Each record below should appear again exactly as written.

[Data in this exercise start]

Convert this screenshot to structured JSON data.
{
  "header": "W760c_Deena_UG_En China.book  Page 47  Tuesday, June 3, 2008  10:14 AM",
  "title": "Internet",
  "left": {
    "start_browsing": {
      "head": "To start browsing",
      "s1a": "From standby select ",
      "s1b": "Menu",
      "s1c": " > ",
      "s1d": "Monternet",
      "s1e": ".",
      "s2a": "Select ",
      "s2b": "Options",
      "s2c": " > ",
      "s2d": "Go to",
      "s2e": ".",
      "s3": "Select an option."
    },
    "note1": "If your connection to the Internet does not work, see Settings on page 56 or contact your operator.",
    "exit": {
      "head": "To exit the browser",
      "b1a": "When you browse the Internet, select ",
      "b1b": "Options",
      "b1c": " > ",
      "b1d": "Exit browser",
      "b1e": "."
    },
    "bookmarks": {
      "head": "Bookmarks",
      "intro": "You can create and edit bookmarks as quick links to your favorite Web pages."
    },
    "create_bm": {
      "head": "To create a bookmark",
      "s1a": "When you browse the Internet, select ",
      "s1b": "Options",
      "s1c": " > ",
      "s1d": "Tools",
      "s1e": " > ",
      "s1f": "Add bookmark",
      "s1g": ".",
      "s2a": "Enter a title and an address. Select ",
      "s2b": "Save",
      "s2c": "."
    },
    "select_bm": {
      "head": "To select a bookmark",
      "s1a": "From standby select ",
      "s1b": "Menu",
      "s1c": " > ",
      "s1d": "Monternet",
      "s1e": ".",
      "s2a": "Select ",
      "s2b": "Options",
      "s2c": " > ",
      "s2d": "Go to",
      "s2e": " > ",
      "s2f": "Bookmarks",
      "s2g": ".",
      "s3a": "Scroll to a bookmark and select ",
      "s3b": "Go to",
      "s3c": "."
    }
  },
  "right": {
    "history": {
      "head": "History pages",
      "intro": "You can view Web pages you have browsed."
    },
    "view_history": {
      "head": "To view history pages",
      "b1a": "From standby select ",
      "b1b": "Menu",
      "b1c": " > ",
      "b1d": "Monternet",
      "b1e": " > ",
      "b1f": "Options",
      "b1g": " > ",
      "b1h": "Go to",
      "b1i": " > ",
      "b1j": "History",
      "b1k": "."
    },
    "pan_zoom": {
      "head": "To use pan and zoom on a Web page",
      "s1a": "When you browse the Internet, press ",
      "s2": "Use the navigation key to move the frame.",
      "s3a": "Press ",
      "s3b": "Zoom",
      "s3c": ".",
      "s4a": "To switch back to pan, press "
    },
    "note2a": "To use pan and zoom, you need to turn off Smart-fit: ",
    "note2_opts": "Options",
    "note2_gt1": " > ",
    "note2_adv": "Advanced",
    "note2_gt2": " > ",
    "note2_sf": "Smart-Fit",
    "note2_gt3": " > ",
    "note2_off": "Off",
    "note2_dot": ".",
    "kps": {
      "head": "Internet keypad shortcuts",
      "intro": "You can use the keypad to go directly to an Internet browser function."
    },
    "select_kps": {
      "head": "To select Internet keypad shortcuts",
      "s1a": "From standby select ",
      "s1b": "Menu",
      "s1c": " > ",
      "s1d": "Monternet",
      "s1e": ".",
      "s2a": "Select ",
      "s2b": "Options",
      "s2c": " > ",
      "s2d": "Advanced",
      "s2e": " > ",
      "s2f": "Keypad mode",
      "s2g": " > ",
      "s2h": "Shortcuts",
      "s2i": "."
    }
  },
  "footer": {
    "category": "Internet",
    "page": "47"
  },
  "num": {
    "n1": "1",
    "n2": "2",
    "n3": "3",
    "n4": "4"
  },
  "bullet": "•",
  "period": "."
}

[Data in this exercise end]

#### Result of the task
Convert this screenshot to structured JSON data.
{
  "header": "W760c_Deena_UG_En China.book  Page 47  Tuesday, June 3, 2008  10:14 AM",
  "title": "Internet",
  "left": {
    "start_browsing": {
      "head": "To start browsing",
      "s1a": "From standby select ",
      "s1b": "Menu",
      "s1c": " > ",
      "s1d": "Monternet",
      "s1e": ".",
      "s2a": "Select ",
      "s2b": "Options",
      "s2c": " > ",
      "s2d": "Go to",
      "s2e": ".",
      "s3": "Select an option."
    },
    "note1": "If your connection to the Internet does not work, see Settings on page 56 or contact your operator.",
    "exit": {
      "head": "To exit the browser",
      "b1a": "When you browse the Internet, select ",
      "b1b": "Options",
      "b1c": " > ",
      "b1d": "Exit browser",
      "b1e": "."
    },
    "bookmarks": {
      "head": "Bookmarks",
      "intro": "You can create and edit bookmarks as quick links to your favorite Web pages."
    },
    "create_bm": {
      "head": "To create a bookmark",
      "s1a": "When you browse the Internet, select ",
      "s1b": "Options",
      "s1c": " > ",
      "s1d": "Tools",
      "s1e": " > ",
      "s1f": "Add bookmark",
      "s1g": ".",
      "s2a": "Enter a title and an address. Select ",
      "s2b": "Save",
      "s2c": "."
    },
    "select_bm": {
      "head": "To select a bookmark",
      "s1a": "From standby select ",
      "s1b": "Menu",
      "s1c": " > ",
      "s1d": "Monternet",
      "s1e": ".",
      "s2a": "Select ",
      "s2b": "Options",
      "s2c": " > ",
      "s2d": "Go to",
      "s2e": " > ",
      "s2f": "Bookmarks",
      "s2g": ".",
      "s3a": "Scroll to a bookmark and select ",
      "s3b": "Go to",
      "s3c": "."
    }
  },
  "right": {
    "history": {
      "head": "History pages",
      "intro": "You can view Web pages you have browsed."
    },
    "view_history": {
      "head": "To view history pages",
      "b1a": "From standby select ",
      "b1b": "Menu",
      "b1c": " > ",
      "b1d": "Monternet",
      "b1e": " > ",
      "b1f": "Options",
      "b1g": " > ",
      "b1h": "Go to",
      "b1i": " > ",
      "b1j": "History",
      "b1k": "."
    },
    "pan_zoom": {
      "head": "To use pan and zoom on a Web page",
      "s1a": "When you browse the Internet, press ",
      "s2": "Use the navigation key to move the frame.",
      "s3a": "Press ",
      "s3b": "Zoom",
      "s3c": ".",
      "s4a": "To switch back to pan, press "
    },
    "note2a": "To use pan and zoom, you need to turn off Smart-fit: ",
    "note2_opts": "Options",
    "note2_gt1": " > ",
    "note2_adv": "Advanced",
    "note2_gt2": " > ",
    "note2_sf": "Smart-Fit",
    "note2_gt3": " > ",
    "note2_off": "Off",
    "note2_dot": ".",
    "kps": {
      "head": "Internet keypad shortcuts",
      "intro": "You can use the keypad to go directly to an Internet browser function."
    },
    "select_kps": {
      "head": "To select Internet keypad shortcuts",
      "s1a": "From standby select ",
      "s1b": "Menu",
      "s1c": " > ",
      "s1d": "Monternet",
      "s1e": ".",
      "s2a": "Select ",
      "s2b": "Options",
      "s2c": " > ",
      "s2d": "Advanced",
      "s2e": " > ",
      "s2f": "Keypad mode",
      "s2g": " > ",
      "s2h": "Shortcuts",
      "s2i": "."
    }
  },
  "footer": {
    "category": "Internet",
    "page": "47"
  },
  "num": {
    "n1": "1",
    "n2": "2",
    "n3": "3",
    "n4": "4"
  },
  "bullet": "•",
  "period": "."
}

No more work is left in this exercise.